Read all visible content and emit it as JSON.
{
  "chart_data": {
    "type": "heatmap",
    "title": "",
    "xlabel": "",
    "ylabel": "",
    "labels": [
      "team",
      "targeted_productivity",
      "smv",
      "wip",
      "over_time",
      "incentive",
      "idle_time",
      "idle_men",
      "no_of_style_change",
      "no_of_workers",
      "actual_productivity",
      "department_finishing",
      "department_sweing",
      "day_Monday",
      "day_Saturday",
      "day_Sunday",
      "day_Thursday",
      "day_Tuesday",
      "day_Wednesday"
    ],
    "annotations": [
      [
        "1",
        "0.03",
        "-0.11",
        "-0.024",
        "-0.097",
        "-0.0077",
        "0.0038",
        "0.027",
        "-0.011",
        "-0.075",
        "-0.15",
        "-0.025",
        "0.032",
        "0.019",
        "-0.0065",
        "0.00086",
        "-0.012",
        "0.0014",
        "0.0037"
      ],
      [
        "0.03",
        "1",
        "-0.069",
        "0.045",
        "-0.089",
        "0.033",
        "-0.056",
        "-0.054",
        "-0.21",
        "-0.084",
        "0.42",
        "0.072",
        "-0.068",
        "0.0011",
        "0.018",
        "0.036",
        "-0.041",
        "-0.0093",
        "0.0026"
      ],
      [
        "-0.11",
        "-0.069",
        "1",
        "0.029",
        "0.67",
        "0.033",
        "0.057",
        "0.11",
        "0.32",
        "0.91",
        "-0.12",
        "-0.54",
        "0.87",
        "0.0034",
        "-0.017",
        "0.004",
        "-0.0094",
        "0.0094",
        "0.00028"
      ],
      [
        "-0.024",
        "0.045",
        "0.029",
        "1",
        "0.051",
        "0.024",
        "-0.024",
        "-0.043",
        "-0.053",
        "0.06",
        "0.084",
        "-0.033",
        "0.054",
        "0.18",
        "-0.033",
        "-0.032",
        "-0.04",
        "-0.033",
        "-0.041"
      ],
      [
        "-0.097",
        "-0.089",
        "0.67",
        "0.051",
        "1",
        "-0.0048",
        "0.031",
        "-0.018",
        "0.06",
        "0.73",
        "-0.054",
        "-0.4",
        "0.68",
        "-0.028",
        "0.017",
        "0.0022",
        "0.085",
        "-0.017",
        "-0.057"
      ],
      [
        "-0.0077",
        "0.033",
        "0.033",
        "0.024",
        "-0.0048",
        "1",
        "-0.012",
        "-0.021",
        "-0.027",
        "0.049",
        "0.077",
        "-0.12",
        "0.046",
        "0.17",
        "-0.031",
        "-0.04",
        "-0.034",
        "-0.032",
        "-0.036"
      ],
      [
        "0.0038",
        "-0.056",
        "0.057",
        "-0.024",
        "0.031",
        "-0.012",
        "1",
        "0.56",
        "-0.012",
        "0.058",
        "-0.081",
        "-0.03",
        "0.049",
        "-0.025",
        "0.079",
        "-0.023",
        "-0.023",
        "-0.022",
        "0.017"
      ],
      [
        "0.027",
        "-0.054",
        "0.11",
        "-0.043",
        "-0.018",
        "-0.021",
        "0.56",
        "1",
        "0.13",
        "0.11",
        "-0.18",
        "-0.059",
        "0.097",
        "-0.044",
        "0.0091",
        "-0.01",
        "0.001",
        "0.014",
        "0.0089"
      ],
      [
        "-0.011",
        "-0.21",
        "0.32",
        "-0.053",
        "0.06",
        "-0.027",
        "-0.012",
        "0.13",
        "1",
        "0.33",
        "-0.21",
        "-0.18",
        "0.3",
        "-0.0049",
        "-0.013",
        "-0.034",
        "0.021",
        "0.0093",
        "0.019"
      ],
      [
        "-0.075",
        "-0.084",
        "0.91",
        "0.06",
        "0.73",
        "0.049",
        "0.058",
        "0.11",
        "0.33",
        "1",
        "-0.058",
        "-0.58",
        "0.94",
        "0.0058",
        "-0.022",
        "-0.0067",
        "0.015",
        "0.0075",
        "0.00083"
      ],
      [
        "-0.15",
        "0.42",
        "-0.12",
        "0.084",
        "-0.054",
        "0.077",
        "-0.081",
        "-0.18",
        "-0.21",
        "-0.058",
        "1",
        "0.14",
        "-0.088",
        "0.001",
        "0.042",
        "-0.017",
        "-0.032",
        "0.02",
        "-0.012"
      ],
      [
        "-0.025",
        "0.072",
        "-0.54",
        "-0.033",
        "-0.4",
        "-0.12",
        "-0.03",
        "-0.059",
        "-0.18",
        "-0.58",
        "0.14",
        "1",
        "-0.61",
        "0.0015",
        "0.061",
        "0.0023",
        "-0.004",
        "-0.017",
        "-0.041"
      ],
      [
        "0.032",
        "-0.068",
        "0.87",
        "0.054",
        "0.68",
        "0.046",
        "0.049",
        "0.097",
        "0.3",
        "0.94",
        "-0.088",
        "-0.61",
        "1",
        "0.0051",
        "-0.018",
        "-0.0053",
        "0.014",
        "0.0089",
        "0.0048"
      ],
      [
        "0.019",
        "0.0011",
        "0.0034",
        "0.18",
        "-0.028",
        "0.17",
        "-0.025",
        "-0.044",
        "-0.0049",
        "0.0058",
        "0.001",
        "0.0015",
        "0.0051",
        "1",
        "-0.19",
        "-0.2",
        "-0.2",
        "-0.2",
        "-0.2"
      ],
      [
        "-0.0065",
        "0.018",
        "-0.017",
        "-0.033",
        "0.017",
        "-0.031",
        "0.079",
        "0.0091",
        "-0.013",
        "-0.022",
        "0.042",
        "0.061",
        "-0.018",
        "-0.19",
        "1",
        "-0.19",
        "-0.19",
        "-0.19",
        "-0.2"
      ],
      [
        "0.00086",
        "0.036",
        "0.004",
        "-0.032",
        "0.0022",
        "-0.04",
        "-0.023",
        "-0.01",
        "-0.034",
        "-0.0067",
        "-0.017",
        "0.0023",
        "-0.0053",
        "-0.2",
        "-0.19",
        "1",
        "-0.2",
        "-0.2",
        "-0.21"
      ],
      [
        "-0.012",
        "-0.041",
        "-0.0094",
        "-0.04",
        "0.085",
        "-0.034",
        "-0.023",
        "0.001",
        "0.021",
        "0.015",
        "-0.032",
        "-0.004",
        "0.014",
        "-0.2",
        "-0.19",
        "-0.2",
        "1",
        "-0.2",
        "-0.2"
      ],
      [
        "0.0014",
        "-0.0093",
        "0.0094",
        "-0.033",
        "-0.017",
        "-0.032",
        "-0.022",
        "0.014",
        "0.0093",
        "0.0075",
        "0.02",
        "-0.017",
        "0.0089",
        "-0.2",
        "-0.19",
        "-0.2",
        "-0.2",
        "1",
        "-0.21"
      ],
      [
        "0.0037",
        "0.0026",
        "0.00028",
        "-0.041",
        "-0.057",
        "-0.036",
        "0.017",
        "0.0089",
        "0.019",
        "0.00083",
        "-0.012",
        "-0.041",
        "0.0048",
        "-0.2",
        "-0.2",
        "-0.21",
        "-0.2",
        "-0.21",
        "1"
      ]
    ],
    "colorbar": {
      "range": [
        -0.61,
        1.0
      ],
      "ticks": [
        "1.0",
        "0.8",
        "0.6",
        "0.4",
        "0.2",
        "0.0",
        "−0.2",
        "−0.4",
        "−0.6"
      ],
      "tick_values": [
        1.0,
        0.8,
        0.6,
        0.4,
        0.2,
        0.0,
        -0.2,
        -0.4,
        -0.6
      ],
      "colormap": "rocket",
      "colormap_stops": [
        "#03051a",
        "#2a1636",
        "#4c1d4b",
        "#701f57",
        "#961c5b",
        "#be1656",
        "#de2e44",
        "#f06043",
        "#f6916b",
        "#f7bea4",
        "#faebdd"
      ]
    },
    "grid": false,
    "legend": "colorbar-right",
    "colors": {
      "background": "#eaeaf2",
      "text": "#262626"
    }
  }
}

• _Task instructions_
Print the whole listing again, exactly.

• _Complete response_
Read all visible content and emit it as JSON.
{
  "chart_data": {
    "type": "heatmap",
    "title": "",
    "xlabel": "",
    "ylabel": "",
    "labels": [
      "team",
      "targeted_productivity",
      "smv",
      "wip",
      "over_time",
      "incentive",
      "idle_time",
      "idle_men",
      "no_of_style_change",
      "no_of_workers",
      "actual_productivity",
      "department_finishing",
      "department_sweing",
      "day_Monday",
      "day_Saturday",
      "day_Sunday",
      "day_Thursday",
      "day_Tuesday",
      "day_Wednesday"
    ],
    "annotations": [
      [
        "1",
        "0.03",
        "-0.11",
        "-0.024",
        "-0.097",
        "-0.0077",
        "0.0038",
        "0.027",
        "-0.011",
        "-0.075",
        "-0.15",
        "-0.025",
        "0.032",
        "0.019",
        "-0.0065",
        "0.00086",
        "-0.012",
        "0.0014",
        "0.0037"
      ],
      [
        "0.03",
        "1",
        "-0.069",
        "0.045",
        "-0.089",
        "0.033",
        "-0.056",
        "-0.054",
        "-0.21",
        "-0.084",
        "0.42",
        "0.072",
        "-0.068",
        "0.0011",
        "0.018",
        "0.036",
        "-0.041",
        "-0.0093",
        "0.0026"
      ],
      [
        "-0.11",
        "-0.069",
        "1",
        "0.029",
        "0.67",
        "0.033",
        "0.057",
        "0.11",
        "0.32",
        "0.91",
        "-0.12",
        "-0.54",
        "0.87",
        "0.0034",
        "-0.017",
        "0.004",
        "-0.0094",
        "0.0094",
        "0.00028"
      ],
      [
        "-0.024",
        "0.045",
        "0.029",
        "1",
        "0.051",
        "0.024",
        "-0.024",
        "-0.043",
        "-0.053",
        "0.06",
        "0.084",
        "-0.033",
        "0.054",
        "0.18",
        "-0.033",
        "-0.032",
        "-0.04",
        "-0.033",
        "-0.041"
      ],
      [
        "-0.097",
        "-0.089",
        "0.67",
        "0.051",
        "1",
        "-0.0048",
        "0.031",
        "-0.018",
        "0.06",
        "0.73",
        "-0.054",
        "-0.4",
        "0.68",
        "-0.028",
        "0.017",
        "0.0022",
        "0.085",
        "-0.017",
        "-0.057"
      ],
      [
        "-0.0077",
        "0.033",
        "0.033",
        "0.024",
        "-0.0048",
        "1",
        "-0.012",
        "-0.021",
        "-0.027",
        "0.049",
        "0.077",
        "-0.12",
        "0.046",
        "0.17",
        "-0.031",
        "-0.04",
        "-0.034",
        "-0.032",
        "-0.036"
      ],
      [
        "0.0038",
        "-0.056",
        "0.057",
        "-0.024",
        "0.031",
        "-0.012",
        "1",
        "0.56",
        "-0.012",
        "0.058",
        "-0.081",
        "-0.03",
        "0.049",
        "-0.025",
        "0.079",
        "-0.023",
        "-0.023",
        "-0.022",
        "0.017"
      ],
      [
        "0.027",
        "-0.054",
        "0.11",
        "-0.043",
        "-0.018",
        "-0.021",
        "0.56",
        "1",
        "0.13",
        "0.11",
        "-0.18",
        "-0.059",
        "0.097",
        "-0.044",
        "0.0091",
        "-0.01",
        "0.001",
        "0.014",
        "0.0089"
      ],
      [
        "-0.011",
        "-0.21",
        "0.32",
        "-0.053",
        "0.06",
        "-0.027",
        "-0.012",
        "0.13",
        "1",
        "0.33",
        "-0.21",
        "-0.18",
        "0.3",
        "-0.0049",
        "-0.013",
        "-0.034",
        "0.021",
        "0.0093",
        "0.019"
      ],
      [
        "-0.075",
        "-0.084",
        "0.91",
        "0.06",
        "0.73",
        "0.049",
        "0.058",
        "0.11",
        "0.33",
        "1",
        "-0.058",
        "-0.58",
        "0.94",
        "0.0058",
        "-0.022",
        "-0.0067",
        "0.015",
        "0.0075",
        "0.00083"
      ],
      [
        "-0.15",
        "0.42",
        "-0.12",
        "0.084",
        "-0.054",
        "0.077",
        "-0.081",
        "-0.18",
        "-0.21",
        "-0.058",
        "1",
        "0.14",
        "-0.088",
        "0.001",
        "0.042",
        "-0.017",
        "-0.032",
        "0.02",
        "-0.012"
      ],
      [
        "-0.025",
        "0.072",
        "-0.54",
        "-0.033",
        "-0.4",
        "-0.12",
        "-0.03",
        "-0.059",
        "-0.18",
        "-0.58",
        "0.14",
        "1",
        "-0.61",
        "0.0015",
        "0.061",
        "0.0023",
        "-0.004",
        "-0.017",
        "-0.041"
      ],
      [
        "0.032",
        "-0.068",
        "0.87",
        "0.054",
        "0.68",
        "0.046",
        "0.049",
        "0.097",
        "0.3",
        "0.94",
        "-0.088",
        "-0.61",
        "1",
        "0.0051",
        "-0.018",
        "-0.0053",
        "0.014",
        "0.0089",
        "0.0048"
      ],
      [
        "0.019",
        "0.0011",
        "0.0034",
        "0.18",
        "-0.028",
        "0.17",
        "-0.025",
        "-0.044",
        "-0.0049",
        "0.0058",
        "0.001",
        "0.0015",
        "0.0051",
        "1",
        "-0.19",
        "-0.2",
        "-0.2",
        "-0.2",
        "-0.2"
      ],
      [
        "-0.0065",
        "0.018",
        "-0.017",
        "-0.033",
        "0.017",
        "-0.031",
        "0.079",
        "0.0091",
        "-0.013",
        "-0.022",
        "0.042",
        "0.061",
        "-0.018",
        "-0.19",
        "1",
        "-0.19",
        "-0.19",
        "-0.19",
        "-0.2"
      ],
      [
        "0.00086",
        "0.036",
        "0.004",
        "-0.032",
        "0.0022",
        "-0.04",
        "-0.023",
        "-0.01",
        "-0.034",
        "-0.0067",
        "-0.017",
        "0.0023",
        "-0.0053",
        "-0.2",
        "-0.19",
        "1",
        "-0.2",
        "-0.2",
        "-0.21"
      ],
      [
        "-0.012",
        "-0.041",
        "-0.0094",
        "-0.04",
        "0.085",
        "-0.034",
        "-0.023",
        "0.001",
        "0.021",
        "0.015",
        "-0.032",
        "-0.004",
        "0.014",
        "-0.2",
        "-0.19",
        "-0.2",
        "1",
        "-0.2",
        "-0.2"
      ],
      [
        "0.0014",
        "-0.0093",
        "0.0094",
        "-0.033",
        "-0.017",
        "-0.032",
        "-0.022",
        "0.014",
        "0.0093",
        "0.0075",
        "0.02",
        "-0.017",
        "0.0089",
        "-0.2",
        "-0.19",
        "-0.2",
        "-0.2",
        "1",
        "-0.21"
      ],
      [
        "0.0037",
        "0.0026",
        "0.00028",
        "-0.041",
        "-0.057",
        "-0.036",
        "0.017",
        "0.0089",
        "0.019",
        "0.00083",
        "-0.012",
        "-0.041",
        "0.0048",
        "-0.2",
        "-0.2",
        "-0.21",
        "-0.2",
        "-0.21",
        "1"
      ]
    ],
    "colorbar": {
      "range": [
        -0.61,
        1.0
      ],
      "ticks": [
        "1.0",
        "0.8",
        "0.6",
        "0.4",
        "0.2",
        "0.0",
        "−0.2",
        "−0.4",
        "−0.6"
      ],
      "tick_values": [
        1.0,
        0.8,
        0.6,
        0.4,
        0.2,
        0.0,
        -0.2,
        -0.4,
        -0.6
      ],
      "colormap": "rocket",
      "colormap_stops": [
        "#03051a",
        "#2a1636",
        "#4c1d4b",
        "#701f57",
        "#961c5b",
        "#be1656",
        "#de2e44",
        "#f06043",
        "#f6916b",
        "#f7bea4",
        "#faebdd"
      ]
    },
    "grid": false,
    "legend": "colorbar-right",
    "colors": {
      "background": "#eaeaf2",
      "text": "#262626"
    }
  }
}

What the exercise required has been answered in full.